STATED GOAL:
Omit images. Retype all entries verbatim.

================================

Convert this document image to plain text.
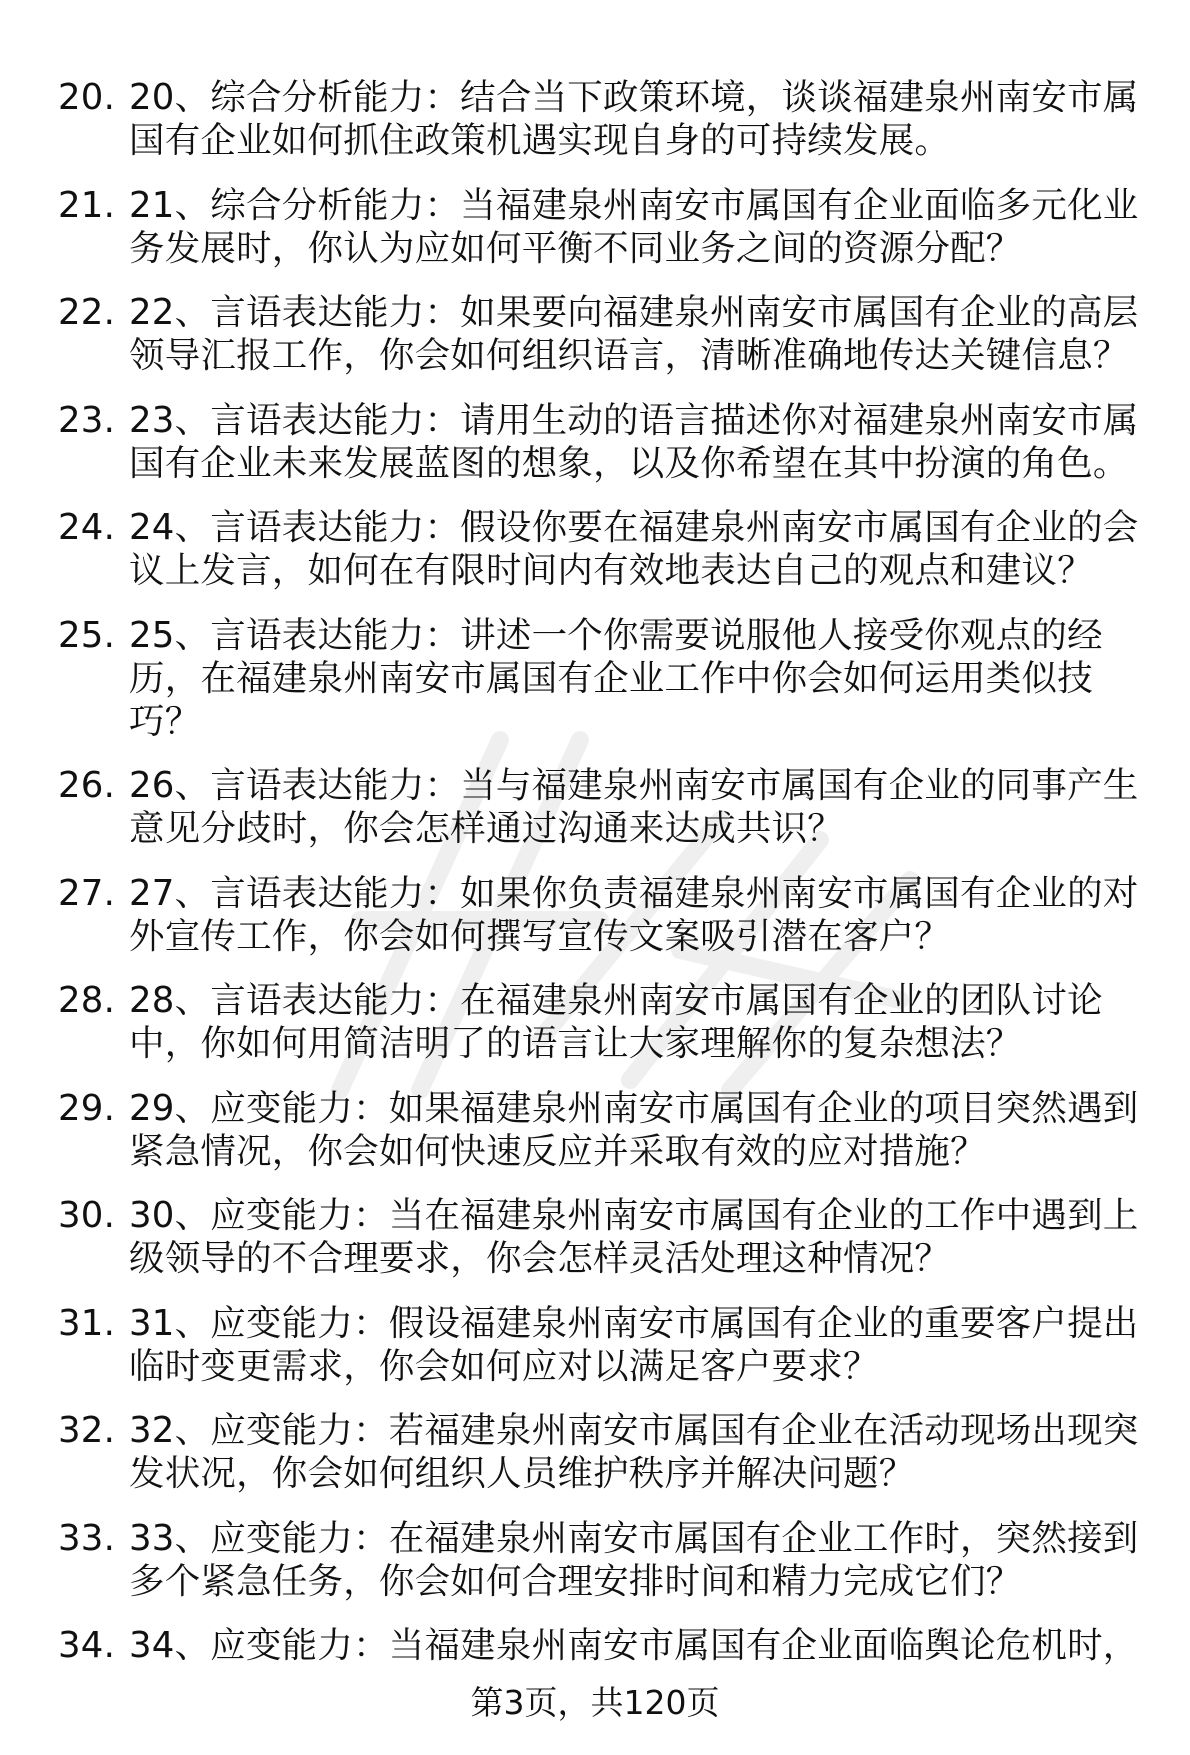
20. 20、综合分析能力：结合当下政策环境，谈谈福建泉州南安市属国有企业如何抓住政策机遇实现自身的可持续发展。
21. 21、综合分析能力：当福建泉州南安市属国有企业面临多元化业务发展时，你认为应如何平衡不同业务之间的资源分配？
22. 22、言语表达能力：如果要向福建泉州南安市属国有企业的高层领导汇报工作，你会如何组织语言，清晰准确地传达关键信息？
23. 23、言语表达能力：请用生动的语言描述你对福建泉州南安市属国有企业未来发展蓝图的想象，以及你希望在其中扮演的角色。
24. 24、言语表达能力：假设你要在福建泉州南安市属国有企业的会议上发言，如何在有限时间内有效地表达自己的观点和建议？
25. 25、言语表达能力：讲述一个你需要说服他人接受你观点的经历，在福建泉州南安市属国有企业工作中你会如何运用类似技巧？
26. 26、言语表达能力：当与福建泉州南安市属国有企业的同事产生意见分歧时，你会怎样通过沟通来达成共识？
27. 27、言语表达能力：如果你负责福建泉州南安市属国有企业的对外宣传工作，你会如何撰写宣传文案吸引潜在客户？
28. 28、言语表达能力：在福建泉州南安市属国有企业的团队讨论中，你如何用简洁明了的语言让大家理解你的复杂想法？
29. 29、应变能力：如果福建泉州南安市属国有企业的项目突然遇到紧急情况，你会如何快速反应并采取有效的应对措施？
30. 30、应变能力：当在福建泉州南安市属国有企业的工作中遇到上级领导的不合理要求，你会怎样灵活处理这种情况？
31. 31、应变能力：假设福建泉州南安市属国有企业的重要客户提出临时变更需求，你会如何应对以满足客户要求？
32. 32、应变能力：若福建泉州南安市属国有企业在活动现场出现突发状况，你会如何组织人员维护秩序并解决问题？
33. 33、应变能力：在福建泉州南安市属国有企业工作时，突然接到多个紧急任务，你会如何合理安排时间和精力完成它们？
34. 34、应变能力：当福建泉州南安市属国有企业面临舆论危机时，
第3页，共120页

================================

PROBLEM SOLUTION:
Convert this document image to plain text.
20. 20、综合分析能力：结合当下政策环境，谈谈福建泉州南安市属国有企业如何抓住政策机遇实现自身的可持续发展。
21. 21、综合分析能力：当福建泉州南安市属国有企业面临多元化业务发展时，你认为应如何平衡不同业务之间的资源分配？
22. 22、言语表达能力：如果要向福建泉州南安市属国有企业的高层领导汇报工作，你会如何组织语言，清晰准确地传达关键信息？
23. 23、言语表达能力：请用生动的语言描述你对福建泉州南安市属国有企业未来发展蓝图的想象，以及你希望在其中扮演的角色。
24. 24、言语表达能力：假设你要在福建泉州南安市属国有企业的会议上发言，如何在有限时间内有效地表达自己的观点和建议？
25. 25、言语表达能力：讲述一个你需要说服他人接受你观点的经历，在福建泉州南安市属国有企业工作中你会如何运用类似技巧？
26. 26、言语表达能力：当与福建泉州南安市属国有企业的同事产生意见分歧时，你会怎样通过沟通来达成共识？
27. 27、言语表达能力：如果你负责福建泉州南安市属国有企业的对外宣传工作，你会如何撰写宣传文案吸引潜在客户？
28. 28、言语表达能力：在福建泉州南安市属国有企业的团队讨论中，你如何用简洁明了的语言让大家理解你的复杂想法？
29. 29、应变能力：如果福建泉州南安市属国有企业的项目突然遇到紧急情况，你会如何快速反应并采取有效的应对措施？
30. 30、应变能力：当在福建泉州南安市属国有企业的工作中遇到上级领导的不合理要求，你会怎样灵活处理这种情况？
31. 31、应变能力：假设福建泉州南安市属国有企业的重要客户提出临时变更需求，你会如何应对以满足客户要求？
32. 32、应变能力：若福建泉州南安市属国有企业在活动现场出现突发状况，你会如何组织人员维护秩序并解决问题？
33. 33、应变能力：在福建泉州南安市属国有企业工作时，突然接到多个紧急任务，你会如何合理安排时间和精力完成它们？
34. 34、应变能力：当福建泉州南安市属国有企业面临舆论危机时，
第3页，共120页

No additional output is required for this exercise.